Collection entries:
┏━━

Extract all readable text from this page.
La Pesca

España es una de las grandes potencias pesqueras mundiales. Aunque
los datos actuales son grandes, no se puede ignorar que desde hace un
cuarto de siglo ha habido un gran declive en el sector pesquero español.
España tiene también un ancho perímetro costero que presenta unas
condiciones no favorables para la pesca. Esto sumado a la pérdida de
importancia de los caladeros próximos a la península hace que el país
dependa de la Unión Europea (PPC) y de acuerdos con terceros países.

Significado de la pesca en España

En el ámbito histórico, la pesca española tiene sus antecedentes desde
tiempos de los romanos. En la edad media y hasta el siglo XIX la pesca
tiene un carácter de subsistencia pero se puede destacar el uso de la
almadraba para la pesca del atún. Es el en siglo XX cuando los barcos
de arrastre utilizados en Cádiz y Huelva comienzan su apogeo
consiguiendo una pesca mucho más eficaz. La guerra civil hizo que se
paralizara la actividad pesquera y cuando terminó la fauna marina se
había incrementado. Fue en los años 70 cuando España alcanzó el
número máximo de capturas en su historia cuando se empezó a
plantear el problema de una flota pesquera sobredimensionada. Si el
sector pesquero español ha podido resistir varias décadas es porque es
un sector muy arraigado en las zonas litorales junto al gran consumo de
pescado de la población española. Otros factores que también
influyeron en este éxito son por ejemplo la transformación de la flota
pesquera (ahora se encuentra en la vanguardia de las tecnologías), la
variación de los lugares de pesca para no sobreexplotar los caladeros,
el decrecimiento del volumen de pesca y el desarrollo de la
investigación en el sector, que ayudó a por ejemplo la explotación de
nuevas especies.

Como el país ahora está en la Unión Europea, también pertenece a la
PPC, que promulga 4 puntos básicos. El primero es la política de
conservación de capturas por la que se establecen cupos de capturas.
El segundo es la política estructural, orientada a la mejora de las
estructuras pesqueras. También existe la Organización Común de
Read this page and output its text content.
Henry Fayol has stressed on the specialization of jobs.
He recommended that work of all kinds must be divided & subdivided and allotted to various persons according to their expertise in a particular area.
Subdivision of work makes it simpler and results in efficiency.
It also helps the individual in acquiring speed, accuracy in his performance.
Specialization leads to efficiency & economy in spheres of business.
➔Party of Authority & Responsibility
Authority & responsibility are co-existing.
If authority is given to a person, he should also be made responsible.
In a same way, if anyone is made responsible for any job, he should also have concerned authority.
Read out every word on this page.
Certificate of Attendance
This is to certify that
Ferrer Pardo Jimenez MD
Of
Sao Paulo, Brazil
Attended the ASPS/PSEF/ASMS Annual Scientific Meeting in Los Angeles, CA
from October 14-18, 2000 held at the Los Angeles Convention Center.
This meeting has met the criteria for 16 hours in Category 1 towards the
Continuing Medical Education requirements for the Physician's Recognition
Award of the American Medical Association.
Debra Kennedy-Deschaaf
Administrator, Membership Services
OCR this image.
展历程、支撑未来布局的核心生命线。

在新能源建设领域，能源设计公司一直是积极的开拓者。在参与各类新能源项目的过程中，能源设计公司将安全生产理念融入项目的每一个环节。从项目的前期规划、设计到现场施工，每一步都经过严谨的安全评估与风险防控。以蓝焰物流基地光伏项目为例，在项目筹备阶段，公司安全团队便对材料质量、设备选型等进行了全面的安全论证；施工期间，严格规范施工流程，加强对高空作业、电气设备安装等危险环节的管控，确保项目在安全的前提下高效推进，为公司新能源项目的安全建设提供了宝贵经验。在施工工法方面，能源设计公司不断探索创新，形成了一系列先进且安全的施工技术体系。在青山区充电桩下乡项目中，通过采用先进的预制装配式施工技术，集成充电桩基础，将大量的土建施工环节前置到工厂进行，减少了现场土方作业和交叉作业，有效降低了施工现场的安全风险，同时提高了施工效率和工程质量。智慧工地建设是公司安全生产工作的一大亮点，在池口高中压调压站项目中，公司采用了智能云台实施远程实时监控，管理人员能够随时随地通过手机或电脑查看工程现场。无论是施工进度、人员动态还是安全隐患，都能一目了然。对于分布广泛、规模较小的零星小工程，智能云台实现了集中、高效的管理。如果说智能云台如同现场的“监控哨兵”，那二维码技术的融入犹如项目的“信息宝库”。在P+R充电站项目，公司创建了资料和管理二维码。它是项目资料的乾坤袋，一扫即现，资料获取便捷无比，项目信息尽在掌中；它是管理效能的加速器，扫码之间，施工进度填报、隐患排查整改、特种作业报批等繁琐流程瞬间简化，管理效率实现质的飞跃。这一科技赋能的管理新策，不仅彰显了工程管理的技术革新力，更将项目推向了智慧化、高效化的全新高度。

┗━━

Task instructions:
Copy each line from the data above that includes "ahora".

Solution to this task:
pesquera (ahora se encuentra en la vanguardia de las tecnologías), la
Como el país ahora está en la Unión Europea, también pertenece a la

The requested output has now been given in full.